▸ REQUIRED ACTION: Which of the lines below hold "measures"? Please return each one.

▸ RECORDED INFORMATION:
========

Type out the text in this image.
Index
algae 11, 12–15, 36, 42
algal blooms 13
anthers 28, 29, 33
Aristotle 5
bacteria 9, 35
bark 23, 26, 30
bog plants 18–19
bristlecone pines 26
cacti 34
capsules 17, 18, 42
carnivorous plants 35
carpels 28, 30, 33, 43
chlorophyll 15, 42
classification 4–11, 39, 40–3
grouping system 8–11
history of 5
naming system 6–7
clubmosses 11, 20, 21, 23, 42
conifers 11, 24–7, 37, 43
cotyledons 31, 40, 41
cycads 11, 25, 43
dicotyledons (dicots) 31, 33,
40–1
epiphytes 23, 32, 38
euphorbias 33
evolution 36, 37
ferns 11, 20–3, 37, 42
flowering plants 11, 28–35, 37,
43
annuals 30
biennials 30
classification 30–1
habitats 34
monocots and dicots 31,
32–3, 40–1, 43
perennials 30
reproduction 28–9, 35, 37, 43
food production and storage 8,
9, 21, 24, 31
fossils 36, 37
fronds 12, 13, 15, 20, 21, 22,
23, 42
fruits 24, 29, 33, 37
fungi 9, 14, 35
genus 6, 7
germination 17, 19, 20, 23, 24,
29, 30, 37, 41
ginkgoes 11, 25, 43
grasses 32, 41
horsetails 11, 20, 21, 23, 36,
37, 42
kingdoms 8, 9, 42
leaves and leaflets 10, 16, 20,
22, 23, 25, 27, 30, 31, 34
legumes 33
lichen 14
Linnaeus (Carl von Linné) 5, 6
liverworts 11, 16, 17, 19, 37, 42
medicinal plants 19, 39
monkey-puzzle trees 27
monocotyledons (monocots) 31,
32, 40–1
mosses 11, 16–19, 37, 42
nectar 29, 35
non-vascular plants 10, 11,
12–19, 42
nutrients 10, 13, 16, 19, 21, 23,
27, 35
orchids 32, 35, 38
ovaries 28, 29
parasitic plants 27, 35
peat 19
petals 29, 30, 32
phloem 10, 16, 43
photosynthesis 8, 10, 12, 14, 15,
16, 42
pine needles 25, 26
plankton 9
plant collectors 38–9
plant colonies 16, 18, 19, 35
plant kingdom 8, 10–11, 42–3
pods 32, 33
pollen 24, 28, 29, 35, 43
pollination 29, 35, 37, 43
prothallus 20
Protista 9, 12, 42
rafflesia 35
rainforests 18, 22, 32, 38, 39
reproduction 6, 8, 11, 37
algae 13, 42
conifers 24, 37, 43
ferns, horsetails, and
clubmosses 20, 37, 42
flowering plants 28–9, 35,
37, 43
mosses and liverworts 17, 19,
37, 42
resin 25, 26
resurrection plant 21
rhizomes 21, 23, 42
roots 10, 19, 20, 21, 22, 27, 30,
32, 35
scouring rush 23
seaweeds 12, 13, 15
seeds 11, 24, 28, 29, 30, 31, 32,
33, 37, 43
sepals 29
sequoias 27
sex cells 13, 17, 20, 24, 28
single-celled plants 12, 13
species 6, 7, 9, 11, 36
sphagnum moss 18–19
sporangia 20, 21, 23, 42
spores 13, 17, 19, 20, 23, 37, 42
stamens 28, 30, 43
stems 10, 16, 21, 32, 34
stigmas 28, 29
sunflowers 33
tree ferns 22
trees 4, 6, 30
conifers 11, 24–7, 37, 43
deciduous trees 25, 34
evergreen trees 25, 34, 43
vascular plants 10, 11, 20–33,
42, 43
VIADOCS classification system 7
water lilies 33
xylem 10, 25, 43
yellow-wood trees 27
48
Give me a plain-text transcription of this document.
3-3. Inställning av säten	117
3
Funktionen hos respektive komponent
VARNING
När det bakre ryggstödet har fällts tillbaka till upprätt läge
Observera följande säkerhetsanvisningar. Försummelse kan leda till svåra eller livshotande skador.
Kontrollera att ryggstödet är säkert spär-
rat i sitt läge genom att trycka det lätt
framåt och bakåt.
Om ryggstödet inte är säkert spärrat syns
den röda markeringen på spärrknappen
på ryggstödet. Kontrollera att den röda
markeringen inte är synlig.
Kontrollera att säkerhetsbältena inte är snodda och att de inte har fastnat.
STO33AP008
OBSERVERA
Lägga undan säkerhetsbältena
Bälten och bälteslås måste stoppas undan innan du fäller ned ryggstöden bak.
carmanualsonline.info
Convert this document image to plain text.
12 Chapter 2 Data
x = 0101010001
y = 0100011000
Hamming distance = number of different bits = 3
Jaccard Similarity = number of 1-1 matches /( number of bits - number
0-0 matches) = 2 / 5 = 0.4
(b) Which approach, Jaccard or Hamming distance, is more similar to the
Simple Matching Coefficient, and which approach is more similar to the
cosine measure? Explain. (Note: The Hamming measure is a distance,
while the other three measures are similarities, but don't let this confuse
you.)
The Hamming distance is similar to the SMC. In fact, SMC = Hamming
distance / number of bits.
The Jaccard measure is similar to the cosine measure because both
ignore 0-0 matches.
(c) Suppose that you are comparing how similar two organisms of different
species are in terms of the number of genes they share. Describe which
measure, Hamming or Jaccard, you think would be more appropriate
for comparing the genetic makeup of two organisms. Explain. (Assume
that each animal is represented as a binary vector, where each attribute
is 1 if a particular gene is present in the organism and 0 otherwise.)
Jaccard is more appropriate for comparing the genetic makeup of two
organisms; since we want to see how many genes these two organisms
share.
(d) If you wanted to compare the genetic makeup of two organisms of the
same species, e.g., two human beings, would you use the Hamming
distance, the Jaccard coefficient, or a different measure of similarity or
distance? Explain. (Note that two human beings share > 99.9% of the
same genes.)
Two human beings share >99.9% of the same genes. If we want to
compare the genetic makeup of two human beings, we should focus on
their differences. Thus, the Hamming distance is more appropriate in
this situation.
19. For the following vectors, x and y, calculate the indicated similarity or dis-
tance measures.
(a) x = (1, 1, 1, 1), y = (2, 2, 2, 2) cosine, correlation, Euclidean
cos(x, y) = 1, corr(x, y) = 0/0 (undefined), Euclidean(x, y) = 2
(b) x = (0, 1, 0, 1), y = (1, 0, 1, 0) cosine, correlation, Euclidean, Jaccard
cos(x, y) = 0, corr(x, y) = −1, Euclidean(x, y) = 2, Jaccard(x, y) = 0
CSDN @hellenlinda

========

▸ RESPONSE TO THIS EXERCISE:
while the other three measures are similarities, but don't let this confuse
tance measures.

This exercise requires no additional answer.